**Instructions for the task**
Lines that contain the string "JSON" are to be copied; leave out all others.

Stored dataset items
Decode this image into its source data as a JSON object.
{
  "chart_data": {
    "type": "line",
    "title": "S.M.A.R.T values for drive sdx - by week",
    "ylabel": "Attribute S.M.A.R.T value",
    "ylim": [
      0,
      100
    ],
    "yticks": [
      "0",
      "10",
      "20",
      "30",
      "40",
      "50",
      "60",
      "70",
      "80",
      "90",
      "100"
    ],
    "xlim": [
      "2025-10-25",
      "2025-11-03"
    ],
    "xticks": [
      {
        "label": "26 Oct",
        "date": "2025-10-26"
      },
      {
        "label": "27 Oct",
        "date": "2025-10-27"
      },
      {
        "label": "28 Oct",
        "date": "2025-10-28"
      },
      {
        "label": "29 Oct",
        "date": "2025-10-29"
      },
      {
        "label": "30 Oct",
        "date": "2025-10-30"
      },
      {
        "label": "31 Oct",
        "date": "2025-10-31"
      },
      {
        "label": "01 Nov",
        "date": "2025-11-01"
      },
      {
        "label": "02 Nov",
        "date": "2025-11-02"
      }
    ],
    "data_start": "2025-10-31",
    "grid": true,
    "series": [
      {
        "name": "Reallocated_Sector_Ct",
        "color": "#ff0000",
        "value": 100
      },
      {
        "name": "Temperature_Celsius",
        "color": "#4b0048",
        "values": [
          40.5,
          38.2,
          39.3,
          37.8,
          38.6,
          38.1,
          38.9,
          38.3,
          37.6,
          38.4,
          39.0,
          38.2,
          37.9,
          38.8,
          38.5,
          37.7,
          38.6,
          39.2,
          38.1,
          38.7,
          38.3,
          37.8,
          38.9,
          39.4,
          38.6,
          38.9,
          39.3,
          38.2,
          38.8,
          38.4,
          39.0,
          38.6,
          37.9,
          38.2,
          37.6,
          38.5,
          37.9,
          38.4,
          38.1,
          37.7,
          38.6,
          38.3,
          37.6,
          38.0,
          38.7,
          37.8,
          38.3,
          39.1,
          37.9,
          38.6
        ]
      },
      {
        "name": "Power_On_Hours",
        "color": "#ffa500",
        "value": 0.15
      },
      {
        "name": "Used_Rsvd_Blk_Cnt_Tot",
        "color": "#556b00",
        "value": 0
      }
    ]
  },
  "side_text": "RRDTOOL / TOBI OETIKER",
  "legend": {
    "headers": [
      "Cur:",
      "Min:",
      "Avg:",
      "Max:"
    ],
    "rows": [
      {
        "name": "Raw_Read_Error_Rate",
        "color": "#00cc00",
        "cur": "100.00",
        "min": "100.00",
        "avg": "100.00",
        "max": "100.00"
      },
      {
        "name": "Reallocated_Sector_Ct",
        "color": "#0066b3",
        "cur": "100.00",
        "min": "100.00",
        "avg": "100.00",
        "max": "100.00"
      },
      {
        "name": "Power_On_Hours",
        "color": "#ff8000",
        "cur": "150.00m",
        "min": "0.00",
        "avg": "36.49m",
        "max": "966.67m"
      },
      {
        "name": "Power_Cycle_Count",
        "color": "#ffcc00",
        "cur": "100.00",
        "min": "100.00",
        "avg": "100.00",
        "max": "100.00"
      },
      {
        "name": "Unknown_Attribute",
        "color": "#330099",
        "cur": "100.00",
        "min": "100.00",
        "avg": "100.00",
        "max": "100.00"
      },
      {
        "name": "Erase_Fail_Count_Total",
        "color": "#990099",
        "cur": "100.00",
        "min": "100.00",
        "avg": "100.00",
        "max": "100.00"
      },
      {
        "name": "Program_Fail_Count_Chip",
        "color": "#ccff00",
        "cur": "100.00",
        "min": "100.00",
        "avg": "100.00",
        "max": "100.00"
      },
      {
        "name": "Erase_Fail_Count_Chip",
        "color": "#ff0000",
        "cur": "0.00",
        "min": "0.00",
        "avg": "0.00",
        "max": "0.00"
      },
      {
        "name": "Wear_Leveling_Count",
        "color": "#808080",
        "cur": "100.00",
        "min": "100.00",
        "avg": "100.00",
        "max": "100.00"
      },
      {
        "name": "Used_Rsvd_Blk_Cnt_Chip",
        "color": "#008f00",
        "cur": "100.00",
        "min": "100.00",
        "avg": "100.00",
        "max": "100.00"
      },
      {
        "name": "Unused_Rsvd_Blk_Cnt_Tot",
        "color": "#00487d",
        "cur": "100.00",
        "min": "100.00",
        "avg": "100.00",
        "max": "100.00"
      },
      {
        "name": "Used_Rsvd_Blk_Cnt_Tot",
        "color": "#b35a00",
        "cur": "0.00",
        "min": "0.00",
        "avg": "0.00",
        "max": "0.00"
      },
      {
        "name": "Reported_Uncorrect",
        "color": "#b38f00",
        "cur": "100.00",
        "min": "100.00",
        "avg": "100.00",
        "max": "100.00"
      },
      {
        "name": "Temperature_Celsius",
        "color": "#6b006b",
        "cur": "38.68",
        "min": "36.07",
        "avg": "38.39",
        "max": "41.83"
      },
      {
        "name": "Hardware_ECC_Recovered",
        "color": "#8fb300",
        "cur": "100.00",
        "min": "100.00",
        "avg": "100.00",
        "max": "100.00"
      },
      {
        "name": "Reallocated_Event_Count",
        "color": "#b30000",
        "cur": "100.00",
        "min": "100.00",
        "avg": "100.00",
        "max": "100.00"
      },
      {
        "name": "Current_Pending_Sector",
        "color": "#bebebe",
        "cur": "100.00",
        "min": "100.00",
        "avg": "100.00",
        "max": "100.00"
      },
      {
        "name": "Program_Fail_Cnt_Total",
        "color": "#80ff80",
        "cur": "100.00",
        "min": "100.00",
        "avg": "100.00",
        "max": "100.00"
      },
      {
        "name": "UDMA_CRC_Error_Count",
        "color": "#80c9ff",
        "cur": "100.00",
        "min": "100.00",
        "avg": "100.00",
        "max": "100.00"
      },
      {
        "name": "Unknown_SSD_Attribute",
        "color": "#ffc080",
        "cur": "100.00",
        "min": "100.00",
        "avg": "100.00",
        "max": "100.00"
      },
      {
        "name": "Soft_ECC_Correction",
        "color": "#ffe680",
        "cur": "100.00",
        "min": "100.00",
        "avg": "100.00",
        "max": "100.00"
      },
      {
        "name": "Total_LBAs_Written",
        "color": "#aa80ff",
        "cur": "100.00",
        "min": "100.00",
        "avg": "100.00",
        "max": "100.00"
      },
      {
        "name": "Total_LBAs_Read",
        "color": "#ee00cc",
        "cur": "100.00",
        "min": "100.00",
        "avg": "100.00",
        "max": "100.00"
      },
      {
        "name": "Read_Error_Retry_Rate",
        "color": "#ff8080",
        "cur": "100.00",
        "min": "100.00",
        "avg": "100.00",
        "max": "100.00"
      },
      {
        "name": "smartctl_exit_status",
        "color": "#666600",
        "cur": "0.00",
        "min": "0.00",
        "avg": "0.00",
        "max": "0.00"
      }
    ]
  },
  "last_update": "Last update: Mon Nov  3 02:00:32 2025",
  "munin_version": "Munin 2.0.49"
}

...

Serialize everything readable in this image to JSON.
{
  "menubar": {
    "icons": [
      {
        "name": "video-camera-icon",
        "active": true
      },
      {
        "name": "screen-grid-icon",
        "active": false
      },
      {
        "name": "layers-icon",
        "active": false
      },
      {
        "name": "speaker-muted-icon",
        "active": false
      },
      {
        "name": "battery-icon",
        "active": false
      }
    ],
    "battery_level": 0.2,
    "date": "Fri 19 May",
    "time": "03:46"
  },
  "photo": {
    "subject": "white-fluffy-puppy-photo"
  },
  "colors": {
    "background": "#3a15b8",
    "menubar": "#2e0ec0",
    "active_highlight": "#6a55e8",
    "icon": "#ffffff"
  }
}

**Solution for this task**
Decode this image into its source data as a JSON object.
Serialize everything readable in this image to JSON.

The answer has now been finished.